## Task directions
Only lines holding the string "Court" are wanted; copy each one from the material.

## Dataset content
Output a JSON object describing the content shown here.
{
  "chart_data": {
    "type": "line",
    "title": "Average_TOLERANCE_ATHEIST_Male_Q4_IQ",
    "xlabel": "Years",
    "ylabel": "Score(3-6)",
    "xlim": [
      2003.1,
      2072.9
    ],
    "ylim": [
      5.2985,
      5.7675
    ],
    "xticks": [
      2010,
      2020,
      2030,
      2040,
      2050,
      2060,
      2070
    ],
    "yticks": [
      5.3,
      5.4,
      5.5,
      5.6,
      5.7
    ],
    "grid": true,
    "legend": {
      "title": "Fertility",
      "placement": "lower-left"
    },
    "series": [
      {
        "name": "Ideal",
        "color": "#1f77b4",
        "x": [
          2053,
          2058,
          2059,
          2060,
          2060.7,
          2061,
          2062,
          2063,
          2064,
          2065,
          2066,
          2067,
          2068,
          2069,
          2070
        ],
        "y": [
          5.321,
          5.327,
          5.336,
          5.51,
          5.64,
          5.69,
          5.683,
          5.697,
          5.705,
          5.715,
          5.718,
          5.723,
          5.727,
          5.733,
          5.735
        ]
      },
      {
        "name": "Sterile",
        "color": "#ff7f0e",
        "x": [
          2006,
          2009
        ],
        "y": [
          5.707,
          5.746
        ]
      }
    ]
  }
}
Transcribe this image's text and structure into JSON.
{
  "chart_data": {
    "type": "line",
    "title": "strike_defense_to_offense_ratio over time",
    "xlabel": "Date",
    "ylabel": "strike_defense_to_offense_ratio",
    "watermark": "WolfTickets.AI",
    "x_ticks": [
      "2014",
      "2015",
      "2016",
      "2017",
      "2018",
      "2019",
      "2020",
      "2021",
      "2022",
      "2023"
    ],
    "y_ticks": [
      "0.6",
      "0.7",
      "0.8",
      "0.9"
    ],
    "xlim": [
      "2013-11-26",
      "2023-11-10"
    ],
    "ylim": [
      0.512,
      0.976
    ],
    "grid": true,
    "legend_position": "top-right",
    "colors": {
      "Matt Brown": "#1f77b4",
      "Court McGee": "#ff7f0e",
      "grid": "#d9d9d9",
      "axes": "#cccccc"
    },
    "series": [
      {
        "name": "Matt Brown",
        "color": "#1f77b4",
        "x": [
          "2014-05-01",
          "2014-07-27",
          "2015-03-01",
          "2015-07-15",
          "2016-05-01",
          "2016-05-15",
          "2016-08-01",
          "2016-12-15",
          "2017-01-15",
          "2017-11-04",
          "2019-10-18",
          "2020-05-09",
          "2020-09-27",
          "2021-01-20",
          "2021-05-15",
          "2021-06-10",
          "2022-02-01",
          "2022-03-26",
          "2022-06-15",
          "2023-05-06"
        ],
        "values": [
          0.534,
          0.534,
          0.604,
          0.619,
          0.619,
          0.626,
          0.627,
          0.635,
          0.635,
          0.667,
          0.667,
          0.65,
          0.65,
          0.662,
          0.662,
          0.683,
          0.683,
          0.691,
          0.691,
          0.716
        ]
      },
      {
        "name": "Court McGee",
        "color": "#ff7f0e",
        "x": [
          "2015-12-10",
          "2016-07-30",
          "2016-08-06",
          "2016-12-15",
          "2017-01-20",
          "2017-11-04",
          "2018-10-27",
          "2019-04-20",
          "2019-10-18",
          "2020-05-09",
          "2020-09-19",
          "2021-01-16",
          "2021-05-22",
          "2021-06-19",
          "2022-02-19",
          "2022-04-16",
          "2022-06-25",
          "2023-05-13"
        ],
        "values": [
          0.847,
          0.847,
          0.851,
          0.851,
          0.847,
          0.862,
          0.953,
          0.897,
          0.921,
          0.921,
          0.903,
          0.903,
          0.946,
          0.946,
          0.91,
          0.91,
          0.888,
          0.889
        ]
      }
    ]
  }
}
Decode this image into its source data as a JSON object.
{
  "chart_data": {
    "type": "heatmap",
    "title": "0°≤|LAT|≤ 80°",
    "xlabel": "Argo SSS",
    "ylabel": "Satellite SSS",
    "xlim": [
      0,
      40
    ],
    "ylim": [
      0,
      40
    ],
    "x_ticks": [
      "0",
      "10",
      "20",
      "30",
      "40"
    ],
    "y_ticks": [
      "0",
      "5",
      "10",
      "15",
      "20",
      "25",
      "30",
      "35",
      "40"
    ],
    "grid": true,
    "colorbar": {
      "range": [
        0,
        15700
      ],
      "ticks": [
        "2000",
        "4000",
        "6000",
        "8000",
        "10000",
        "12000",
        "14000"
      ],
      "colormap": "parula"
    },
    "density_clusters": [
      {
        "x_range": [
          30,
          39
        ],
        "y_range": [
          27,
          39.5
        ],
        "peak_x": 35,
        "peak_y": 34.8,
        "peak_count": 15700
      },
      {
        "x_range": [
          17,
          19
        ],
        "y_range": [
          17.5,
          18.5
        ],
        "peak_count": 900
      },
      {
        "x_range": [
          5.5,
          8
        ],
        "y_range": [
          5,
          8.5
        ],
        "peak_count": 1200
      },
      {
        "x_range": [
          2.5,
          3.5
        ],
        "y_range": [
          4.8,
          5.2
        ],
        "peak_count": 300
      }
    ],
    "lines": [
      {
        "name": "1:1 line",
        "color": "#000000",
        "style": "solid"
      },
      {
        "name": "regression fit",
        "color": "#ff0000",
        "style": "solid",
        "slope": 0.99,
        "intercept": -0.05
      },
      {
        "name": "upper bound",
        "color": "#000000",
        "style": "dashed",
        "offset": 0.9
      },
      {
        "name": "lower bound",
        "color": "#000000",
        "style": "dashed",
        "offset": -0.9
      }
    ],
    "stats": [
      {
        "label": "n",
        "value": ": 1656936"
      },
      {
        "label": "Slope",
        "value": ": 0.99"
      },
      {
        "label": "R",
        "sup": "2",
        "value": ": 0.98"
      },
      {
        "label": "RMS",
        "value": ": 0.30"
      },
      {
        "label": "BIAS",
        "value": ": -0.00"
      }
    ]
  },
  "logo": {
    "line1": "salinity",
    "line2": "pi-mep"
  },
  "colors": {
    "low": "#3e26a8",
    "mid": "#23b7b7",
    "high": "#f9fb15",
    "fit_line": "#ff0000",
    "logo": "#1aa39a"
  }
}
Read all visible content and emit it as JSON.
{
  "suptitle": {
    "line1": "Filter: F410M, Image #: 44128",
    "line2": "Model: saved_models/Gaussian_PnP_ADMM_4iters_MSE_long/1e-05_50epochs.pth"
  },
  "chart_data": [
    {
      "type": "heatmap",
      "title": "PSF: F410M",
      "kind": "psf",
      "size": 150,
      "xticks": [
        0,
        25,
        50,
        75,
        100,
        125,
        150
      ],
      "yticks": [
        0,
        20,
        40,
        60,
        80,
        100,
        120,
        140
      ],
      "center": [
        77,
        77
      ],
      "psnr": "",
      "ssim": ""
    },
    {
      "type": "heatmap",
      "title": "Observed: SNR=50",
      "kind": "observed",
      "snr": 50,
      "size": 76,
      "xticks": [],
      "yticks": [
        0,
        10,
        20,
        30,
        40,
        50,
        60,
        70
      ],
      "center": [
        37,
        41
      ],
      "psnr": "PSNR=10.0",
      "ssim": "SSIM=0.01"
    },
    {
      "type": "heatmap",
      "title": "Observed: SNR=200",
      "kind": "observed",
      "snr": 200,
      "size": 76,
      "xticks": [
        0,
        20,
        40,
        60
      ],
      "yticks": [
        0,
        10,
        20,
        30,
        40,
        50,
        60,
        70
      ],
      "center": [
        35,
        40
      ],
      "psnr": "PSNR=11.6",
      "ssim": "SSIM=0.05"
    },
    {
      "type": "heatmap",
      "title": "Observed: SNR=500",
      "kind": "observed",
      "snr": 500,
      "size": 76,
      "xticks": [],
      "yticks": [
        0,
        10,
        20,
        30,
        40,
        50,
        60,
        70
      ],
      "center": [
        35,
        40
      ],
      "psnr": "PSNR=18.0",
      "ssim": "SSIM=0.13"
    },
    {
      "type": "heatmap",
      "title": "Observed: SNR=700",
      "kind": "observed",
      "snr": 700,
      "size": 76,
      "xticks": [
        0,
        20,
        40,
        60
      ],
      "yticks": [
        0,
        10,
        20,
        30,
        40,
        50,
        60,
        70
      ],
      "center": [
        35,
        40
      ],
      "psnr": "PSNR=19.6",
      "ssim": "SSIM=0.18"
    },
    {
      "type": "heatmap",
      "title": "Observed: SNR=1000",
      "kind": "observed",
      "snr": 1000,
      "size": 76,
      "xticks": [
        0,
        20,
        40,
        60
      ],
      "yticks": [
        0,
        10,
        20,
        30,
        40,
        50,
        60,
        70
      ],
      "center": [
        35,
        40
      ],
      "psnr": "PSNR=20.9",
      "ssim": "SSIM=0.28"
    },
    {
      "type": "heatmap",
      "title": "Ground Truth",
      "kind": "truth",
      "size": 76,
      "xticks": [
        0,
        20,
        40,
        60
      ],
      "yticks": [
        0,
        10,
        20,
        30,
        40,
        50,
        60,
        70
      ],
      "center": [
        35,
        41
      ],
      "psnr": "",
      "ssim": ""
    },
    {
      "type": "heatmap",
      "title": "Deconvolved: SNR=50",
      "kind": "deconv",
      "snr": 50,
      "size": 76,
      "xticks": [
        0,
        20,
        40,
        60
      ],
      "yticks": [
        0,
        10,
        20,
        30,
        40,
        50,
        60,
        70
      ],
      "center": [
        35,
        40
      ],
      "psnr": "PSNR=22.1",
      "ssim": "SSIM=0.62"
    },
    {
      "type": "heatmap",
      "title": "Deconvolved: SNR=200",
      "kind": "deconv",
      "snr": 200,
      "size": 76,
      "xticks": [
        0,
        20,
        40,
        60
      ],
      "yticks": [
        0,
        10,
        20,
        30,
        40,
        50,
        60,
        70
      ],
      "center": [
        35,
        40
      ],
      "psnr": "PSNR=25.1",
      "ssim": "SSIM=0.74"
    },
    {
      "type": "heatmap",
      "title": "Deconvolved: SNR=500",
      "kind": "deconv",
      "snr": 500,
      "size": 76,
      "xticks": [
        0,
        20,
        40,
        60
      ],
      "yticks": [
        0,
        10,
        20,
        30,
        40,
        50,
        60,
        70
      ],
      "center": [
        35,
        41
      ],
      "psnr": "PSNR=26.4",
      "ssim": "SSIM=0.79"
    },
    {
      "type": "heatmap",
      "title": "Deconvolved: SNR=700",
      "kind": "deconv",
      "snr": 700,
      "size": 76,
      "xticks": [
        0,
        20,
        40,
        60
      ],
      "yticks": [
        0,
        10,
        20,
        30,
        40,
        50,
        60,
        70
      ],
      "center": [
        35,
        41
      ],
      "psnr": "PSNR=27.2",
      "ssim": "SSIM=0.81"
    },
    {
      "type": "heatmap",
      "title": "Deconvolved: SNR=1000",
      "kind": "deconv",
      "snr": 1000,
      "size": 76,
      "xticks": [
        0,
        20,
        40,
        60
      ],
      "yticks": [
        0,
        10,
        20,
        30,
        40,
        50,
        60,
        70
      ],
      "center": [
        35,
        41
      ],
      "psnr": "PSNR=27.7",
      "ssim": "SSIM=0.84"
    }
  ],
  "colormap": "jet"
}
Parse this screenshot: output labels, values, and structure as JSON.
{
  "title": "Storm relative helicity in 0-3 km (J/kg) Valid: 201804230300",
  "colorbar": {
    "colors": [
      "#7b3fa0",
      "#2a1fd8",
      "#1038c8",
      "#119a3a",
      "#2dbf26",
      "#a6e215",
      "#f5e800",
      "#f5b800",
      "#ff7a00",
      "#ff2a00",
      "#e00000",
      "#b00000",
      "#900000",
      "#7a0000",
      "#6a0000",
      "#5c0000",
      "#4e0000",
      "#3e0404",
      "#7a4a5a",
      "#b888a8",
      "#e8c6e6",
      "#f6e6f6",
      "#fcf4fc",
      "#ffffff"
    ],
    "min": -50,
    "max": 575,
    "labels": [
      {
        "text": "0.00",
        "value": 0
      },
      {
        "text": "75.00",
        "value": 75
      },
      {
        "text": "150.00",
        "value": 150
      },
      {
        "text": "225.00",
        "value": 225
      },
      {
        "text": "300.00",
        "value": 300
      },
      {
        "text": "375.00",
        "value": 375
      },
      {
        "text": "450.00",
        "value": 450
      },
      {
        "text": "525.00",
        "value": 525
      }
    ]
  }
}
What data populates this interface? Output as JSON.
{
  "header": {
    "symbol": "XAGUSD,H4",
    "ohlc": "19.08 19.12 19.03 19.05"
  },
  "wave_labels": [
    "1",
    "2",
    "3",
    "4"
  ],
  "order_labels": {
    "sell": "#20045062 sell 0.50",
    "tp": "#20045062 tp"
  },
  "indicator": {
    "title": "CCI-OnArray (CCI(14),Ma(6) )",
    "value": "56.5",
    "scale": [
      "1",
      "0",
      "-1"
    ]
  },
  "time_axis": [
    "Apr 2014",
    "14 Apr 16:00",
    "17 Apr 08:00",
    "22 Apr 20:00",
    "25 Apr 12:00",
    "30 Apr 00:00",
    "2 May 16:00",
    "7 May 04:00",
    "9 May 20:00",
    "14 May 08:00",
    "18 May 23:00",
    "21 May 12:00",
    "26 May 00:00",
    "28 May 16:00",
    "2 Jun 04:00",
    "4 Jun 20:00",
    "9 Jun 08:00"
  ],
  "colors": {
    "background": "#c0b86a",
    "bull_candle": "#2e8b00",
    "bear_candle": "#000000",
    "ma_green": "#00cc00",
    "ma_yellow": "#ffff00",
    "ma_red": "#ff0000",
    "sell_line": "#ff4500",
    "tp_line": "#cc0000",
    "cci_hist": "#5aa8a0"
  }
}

## Correct output
      "Court McGee": "#ff7f0e",
        "name": "Court McGee",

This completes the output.